"""

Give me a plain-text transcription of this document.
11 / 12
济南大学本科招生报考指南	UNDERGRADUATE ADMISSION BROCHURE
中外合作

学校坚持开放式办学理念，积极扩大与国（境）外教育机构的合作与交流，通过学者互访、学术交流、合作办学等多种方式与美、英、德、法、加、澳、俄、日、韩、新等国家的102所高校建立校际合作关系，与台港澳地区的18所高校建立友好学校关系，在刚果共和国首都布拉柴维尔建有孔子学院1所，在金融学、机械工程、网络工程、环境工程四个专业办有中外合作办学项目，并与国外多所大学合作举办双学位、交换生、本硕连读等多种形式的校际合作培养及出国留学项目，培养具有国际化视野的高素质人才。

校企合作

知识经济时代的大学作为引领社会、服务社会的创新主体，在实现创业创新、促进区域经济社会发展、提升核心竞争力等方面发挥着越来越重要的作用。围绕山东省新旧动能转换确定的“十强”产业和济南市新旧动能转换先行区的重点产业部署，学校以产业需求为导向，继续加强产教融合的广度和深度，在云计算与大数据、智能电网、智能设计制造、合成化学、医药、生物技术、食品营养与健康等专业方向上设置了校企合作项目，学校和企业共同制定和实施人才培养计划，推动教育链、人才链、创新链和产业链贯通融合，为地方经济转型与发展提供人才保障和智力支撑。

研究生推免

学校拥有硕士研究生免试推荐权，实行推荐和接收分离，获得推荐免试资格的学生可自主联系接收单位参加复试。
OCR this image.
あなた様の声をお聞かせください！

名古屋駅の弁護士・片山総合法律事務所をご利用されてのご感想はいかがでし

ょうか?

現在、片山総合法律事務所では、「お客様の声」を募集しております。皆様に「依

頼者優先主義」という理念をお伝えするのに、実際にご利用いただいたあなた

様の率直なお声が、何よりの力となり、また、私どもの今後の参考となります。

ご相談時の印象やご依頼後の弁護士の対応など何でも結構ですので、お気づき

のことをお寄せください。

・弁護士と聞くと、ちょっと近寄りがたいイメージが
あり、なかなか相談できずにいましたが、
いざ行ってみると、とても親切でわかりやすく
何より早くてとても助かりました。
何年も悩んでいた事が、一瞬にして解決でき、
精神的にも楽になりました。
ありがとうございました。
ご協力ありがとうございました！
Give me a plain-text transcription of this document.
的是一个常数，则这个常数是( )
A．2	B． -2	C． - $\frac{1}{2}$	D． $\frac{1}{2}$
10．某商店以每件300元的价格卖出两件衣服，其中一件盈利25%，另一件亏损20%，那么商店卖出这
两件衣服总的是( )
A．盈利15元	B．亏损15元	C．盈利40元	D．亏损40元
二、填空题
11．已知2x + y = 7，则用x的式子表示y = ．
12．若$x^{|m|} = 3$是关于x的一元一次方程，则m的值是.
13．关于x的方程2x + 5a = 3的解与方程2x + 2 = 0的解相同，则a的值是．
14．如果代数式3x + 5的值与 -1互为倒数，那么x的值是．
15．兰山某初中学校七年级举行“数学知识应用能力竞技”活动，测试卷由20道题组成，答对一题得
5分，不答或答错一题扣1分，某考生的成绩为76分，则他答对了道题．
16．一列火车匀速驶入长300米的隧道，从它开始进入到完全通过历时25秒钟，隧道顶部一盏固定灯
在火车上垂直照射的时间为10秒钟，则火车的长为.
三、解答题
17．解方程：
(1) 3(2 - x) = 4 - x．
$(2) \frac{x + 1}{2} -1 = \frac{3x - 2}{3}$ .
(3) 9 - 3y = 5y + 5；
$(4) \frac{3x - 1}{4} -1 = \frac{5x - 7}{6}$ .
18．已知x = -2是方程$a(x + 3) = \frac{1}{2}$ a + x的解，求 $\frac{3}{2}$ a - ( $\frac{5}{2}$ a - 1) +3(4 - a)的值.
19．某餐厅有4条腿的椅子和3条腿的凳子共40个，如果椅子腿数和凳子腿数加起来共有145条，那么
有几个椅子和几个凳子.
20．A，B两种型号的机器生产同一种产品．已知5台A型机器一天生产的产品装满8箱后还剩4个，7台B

"""

Exercise: Repeat each record in full; every line must match exactly.

Response to this exercise:
Give me a plain-text transcription of this document.
11 / 12
济南大学本科招生报考指南	UNDERGRADUATE ADMISSION BROCHURE
中外合作

学校坚持开放式办学理念，积极扩大与国（境）外教育机构的合作与交流，通过学者互访、学术交流、合作办学等多种方式与美、英、德、法、加、澳、俄、日、韩、新等国家的102所高校建立校际合作关系，与台港澳地区的18所高校建立友好学校关系，在刚果共和国首都布拉柴维尔建有孔子学院1所，在金融学、机械工程、网络工程、环境工程四个专业办有中外合作办学项目，并与国外多所大学合作举办双学位、交换生、本硕连读等多种形式的校际合作培养及出国留学项目，培养具有国际化视野的高素质人才。

校企合作

知识经济时代的大学作为引领社会、服务社会的创新主体，在实现创业创新、促进区域经济社会发展、提升核心竞争力等方面发挥着越来越重要的作用。围绕山东省新旧动能转换确定的“十强”产业和济南市新旧动能转换先行区的重点产业部署，学校以产业需求为导向，继续加强产教融合的广度和深度，在云计算与大数据、智能电网、智能设计制造、合成化学、医药、生物技术、食品营养与健康等专业方向上设置了校企合作项目，学校和企业共同制定和实施人才培养计划，推动教育链、人才链、创新链和产业链贯通融合，为地方经济转型与发展提供人才保障和智力支撑。

研究生推免

学校拥有硕士研究生免试推荐权，实行推荐和接收分离，获得推荐免试资格的学生可自主联系接收单位参加复试。
OCR this image.
あなた様の声をお聞かせください！

名古屋駅の弁護士・片山総合法律事務所をご利用されてのご感想はいかがでし

ょうか?

現在、片山総合法律事務所では、「お客様の声」を募集しております。皆様に「依

頼者優先主義」という理念をお伝えするのに、実際にご利用いただいたあなた

様の率直なお声が、何よりの力となり、また、私どもの今後の参考となります。

ご相談時の印象やご依頼後の弁護士の対応など何でも結構ですので、お気づき

のことをお寄せください。

・弁護士と聞くと、ちょっと近寄りがたいイメージが
あり、なかなか相談できずにいましたが、
いざ行ってみると、とても親切でわかりやすく
何より早くてとても助かりました。
何年も悩んでいた事が、一瞬にして解決でき、
精神的にも楽になりました。
ありがとうございました。
ご協力ありがとうございました！
Give me a plain-text transcription of this document.
的是一个常数，则这个常数是( )
A．2	B． -2	C． - $\frac{1}{2}$	D． $\frac{1}{2}$
10．某商店以每件300元的价格卖出两件衣服，其中一件盈利25%，另一件亏损20%，那么商店卖出这
两件衣服总的是( )
A．盈利15元	B．亏损15元	C．盈利40元	D．亏损40元
二、填空题
11．已知2x + y = 7，则用x的式子表示y = ．
12．若$x^{|m|} = 3$是关于x的一元一次方程，则m的值是.
13．关于x的方程2x + 5a = 3的解与方程2x + 2 = 0的解相同，则a的值是．
14．如果代数式3x + 5的值与 -1互为倒数，那么x的值是．
15．兰山某初中学校七年级举行“数学知识应用能力竞技”活动，测试卷由20道题组成，答对一题得
5分，不答或答错一题扣1分，某考生的成绩为76分，则他答对了道题．
16．一列火车匀速驶入长300米的隧道，从它开始进入到完全通过历时25秒钟，隧道顶部一盏固定灯
在火车上垂直照射的时间为10秒钟，则火车的长为.
三、解答题
17．解方程：
(1) 3(2 - x) = 4 - x．
$(2) \frac{x + 1}{2} -1 = \frac{3x - 2}{3}$ .
(3) 9 - 3y = 5y + 5；
$(4) \frac{3x - 1}{4} -1 = \frac{5x - 7}{6}$ .
18．已知x = -2是方程$a(x + 3) = \frac{1}{2}$ a + x的解，求 $\frac{3}{2}$ a - ( $\frac{5}{2}$ a - 1) +3(4 - a)的值.
19．某餐厅有4条腿的椅子和3条腿的凳子共40个，如果椅子腿数和凳子腿数加起来共有145条，那么
有几个椅子和几个凳子.
20．A，B两种型号的机器生产同一种产品．已知5台A型机器一天生产的产品装满8箱后还剩4个，7台B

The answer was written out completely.